Exercise: Read the lines below. Copy out any that hold the string "this".

────────────────────

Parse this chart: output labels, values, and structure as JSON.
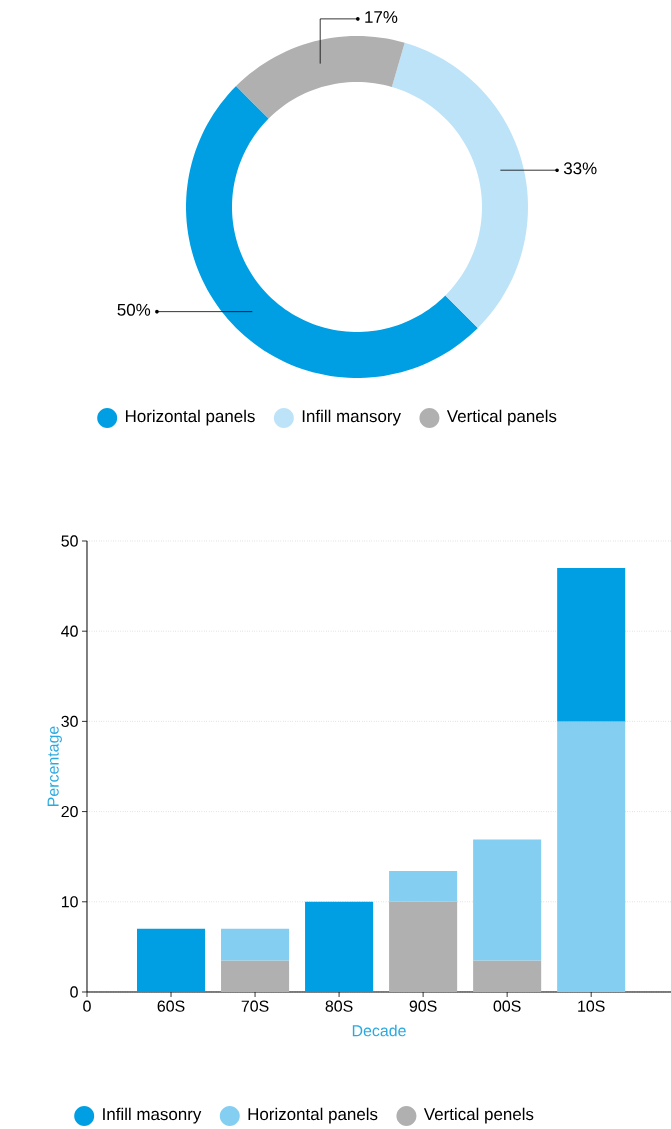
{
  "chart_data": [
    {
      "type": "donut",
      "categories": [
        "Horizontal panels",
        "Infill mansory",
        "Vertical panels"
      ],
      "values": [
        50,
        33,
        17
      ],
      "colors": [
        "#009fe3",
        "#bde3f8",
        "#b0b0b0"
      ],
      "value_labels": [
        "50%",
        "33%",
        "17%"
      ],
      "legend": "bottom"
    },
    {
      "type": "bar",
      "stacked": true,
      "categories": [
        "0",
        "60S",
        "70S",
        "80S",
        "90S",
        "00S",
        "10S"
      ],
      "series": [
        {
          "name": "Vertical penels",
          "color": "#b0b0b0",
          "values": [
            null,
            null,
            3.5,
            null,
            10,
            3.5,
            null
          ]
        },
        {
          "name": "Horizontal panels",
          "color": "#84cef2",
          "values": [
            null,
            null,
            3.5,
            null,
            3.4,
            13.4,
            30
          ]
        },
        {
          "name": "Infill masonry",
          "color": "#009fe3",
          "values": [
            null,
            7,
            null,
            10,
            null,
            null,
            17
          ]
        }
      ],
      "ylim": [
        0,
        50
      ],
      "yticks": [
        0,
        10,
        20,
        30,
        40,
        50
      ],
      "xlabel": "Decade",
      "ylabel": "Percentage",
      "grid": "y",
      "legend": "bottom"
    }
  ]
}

────────────────────

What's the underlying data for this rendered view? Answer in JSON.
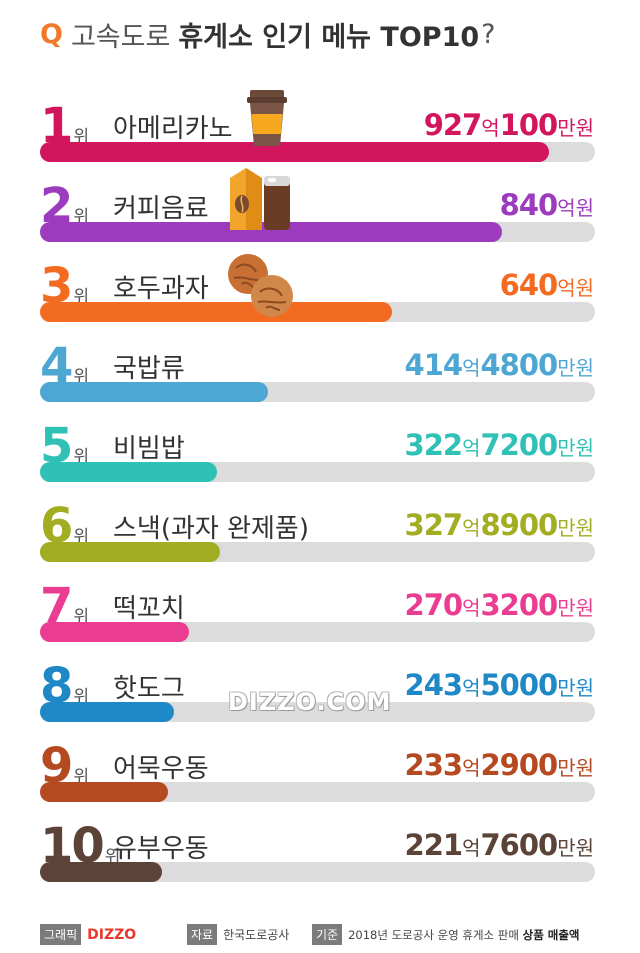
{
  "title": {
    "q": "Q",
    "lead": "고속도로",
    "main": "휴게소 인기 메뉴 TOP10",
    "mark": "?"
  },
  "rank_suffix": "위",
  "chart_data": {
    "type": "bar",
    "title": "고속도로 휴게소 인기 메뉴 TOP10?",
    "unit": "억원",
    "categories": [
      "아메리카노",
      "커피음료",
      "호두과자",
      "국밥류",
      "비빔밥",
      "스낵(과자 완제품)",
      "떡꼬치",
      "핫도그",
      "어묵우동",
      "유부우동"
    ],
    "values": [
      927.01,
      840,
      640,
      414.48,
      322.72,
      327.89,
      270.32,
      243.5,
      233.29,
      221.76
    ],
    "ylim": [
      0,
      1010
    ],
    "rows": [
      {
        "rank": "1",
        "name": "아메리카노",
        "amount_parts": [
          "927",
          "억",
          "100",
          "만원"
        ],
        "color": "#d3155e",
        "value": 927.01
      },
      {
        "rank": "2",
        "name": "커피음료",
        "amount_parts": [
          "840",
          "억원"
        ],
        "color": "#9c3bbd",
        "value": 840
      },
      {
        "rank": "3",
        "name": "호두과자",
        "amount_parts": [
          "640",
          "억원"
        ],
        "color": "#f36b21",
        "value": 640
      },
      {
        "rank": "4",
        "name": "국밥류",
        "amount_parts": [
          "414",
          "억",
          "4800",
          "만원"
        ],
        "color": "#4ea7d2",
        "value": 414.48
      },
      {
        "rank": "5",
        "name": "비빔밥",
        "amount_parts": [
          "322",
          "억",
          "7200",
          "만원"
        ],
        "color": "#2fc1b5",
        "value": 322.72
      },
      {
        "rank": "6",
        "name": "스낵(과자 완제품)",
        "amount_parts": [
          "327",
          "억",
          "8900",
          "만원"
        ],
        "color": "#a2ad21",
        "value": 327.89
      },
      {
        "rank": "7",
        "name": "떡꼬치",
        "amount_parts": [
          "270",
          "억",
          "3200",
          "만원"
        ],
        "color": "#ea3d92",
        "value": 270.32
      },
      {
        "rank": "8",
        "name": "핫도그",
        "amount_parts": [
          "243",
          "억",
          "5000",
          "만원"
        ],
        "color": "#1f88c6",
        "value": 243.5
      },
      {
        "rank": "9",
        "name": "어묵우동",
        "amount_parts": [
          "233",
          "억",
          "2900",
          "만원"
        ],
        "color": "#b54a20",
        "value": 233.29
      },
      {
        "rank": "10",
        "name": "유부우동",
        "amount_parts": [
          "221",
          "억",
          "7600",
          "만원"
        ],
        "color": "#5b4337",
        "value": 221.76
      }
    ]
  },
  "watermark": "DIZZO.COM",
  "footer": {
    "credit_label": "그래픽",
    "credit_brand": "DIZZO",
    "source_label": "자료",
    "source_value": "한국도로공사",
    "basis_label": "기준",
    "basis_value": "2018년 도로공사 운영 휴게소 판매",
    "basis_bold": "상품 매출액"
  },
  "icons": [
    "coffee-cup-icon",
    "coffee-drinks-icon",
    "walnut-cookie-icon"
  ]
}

────────────────────

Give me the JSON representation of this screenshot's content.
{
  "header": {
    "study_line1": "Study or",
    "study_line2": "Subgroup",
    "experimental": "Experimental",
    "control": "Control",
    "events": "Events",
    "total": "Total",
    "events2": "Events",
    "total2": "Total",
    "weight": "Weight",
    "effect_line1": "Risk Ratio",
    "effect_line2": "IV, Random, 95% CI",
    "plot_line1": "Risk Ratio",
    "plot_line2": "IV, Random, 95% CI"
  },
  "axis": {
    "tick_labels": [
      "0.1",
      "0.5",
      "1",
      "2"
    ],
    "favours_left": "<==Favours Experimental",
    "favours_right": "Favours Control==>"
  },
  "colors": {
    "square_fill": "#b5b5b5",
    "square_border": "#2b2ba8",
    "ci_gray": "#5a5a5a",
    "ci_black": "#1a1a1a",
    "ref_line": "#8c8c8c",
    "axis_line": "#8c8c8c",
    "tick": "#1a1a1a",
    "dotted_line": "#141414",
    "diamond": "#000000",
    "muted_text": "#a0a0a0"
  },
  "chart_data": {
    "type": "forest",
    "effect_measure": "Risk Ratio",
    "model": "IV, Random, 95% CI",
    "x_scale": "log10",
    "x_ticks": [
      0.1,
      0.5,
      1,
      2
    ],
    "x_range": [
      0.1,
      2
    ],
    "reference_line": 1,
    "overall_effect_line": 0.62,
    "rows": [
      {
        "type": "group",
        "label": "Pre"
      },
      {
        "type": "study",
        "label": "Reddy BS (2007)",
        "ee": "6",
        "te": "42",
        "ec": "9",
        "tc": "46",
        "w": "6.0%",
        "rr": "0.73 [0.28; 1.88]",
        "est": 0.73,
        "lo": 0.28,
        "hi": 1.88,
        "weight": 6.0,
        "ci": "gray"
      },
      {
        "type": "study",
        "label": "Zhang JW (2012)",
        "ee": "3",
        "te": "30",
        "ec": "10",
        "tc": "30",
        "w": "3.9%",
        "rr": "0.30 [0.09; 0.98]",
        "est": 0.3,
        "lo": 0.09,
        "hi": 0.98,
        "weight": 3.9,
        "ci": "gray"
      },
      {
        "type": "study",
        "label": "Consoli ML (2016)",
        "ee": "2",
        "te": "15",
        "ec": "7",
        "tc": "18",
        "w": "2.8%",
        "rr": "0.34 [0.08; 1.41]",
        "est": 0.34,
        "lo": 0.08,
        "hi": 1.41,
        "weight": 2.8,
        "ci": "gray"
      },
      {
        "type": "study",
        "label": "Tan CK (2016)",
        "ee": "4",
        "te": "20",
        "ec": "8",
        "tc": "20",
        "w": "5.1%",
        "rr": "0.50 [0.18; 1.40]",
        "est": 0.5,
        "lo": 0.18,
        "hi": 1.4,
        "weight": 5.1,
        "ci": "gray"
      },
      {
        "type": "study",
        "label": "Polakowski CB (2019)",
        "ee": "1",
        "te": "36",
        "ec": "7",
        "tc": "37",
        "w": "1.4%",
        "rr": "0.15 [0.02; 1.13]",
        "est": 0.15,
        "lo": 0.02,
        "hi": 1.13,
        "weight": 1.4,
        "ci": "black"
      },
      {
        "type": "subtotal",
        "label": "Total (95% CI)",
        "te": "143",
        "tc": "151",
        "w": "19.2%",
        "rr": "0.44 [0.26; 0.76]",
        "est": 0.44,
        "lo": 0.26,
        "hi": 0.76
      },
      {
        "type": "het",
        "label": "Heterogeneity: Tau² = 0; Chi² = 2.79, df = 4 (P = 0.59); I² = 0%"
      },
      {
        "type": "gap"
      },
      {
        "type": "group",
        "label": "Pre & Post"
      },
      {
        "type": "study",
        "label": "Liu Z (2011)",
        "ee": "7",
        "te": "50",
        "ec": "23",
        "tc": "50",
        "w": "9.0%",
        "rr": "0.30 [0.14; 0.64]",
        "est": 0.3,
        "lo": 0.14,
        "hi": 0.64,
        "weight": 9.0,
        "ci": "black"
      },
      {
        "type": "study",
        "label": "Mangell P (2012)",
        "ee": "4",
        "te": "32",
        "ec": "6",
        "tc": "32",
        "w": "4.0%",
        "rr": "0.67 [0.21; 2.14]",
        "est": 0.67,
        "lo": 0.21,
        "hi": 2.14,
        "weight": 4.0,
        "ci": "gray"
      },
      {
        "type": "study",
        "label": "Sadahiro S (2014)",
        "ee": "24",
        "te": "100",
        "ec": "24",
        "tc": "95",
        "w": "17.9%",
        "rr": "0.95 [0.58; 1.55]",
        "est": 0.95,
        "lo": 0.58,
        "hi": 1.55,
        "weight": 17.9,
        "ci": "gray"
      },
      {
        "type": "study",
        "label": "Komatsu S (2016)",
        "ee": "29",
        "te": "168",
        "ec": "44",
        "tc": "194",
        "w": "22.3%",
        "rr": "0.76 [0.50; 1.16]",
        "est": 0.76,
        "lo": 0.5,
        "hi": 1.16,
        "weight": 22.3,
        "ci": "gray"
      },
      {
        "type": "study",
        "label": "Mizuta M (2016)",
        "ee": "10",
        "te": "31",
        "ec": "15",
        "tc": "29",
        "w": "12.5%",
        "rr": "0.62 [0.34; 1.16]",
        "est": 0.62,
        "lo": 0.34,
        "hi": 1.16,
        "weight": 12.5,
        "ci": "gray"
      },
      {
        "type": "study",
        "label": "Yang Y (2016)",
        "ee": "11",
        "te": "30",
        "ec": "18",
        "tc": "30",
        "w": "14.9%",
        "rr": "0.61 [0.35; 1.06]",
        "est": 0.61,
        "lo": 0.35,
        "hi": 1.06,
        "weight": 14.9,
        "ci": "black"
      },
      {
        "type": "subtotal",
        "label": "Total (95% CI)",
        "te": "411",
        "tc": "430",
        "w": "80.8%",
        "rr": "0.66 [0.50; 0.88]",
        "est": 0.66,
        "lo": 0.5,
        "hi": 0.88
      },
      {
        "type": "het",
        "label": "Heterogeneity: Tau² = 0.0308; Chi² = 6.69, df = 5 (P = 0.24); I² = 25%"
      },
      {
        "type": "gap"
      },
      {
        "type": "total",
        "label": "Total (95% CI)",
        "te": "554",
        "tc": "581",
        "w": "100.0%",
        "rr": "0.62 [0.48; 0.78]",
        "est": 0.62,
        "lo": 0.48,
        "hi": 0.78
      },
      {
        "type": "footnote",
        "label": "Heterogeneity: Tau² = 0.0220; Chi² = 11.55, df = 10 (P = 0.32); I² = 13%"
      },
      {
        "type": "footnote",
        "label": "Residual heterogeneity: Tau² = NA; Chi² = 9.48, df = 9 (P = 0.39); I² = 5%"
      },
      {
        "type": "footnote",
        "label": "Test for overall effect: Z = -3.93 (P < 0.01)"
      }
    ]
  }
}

────────────────────

Completed task:
Parse this chart: output labels, values, and structure as JSON.
What's the underlying data for this rendered view? Answer in JSON.
Give me the JSON representation of this screenshot's content.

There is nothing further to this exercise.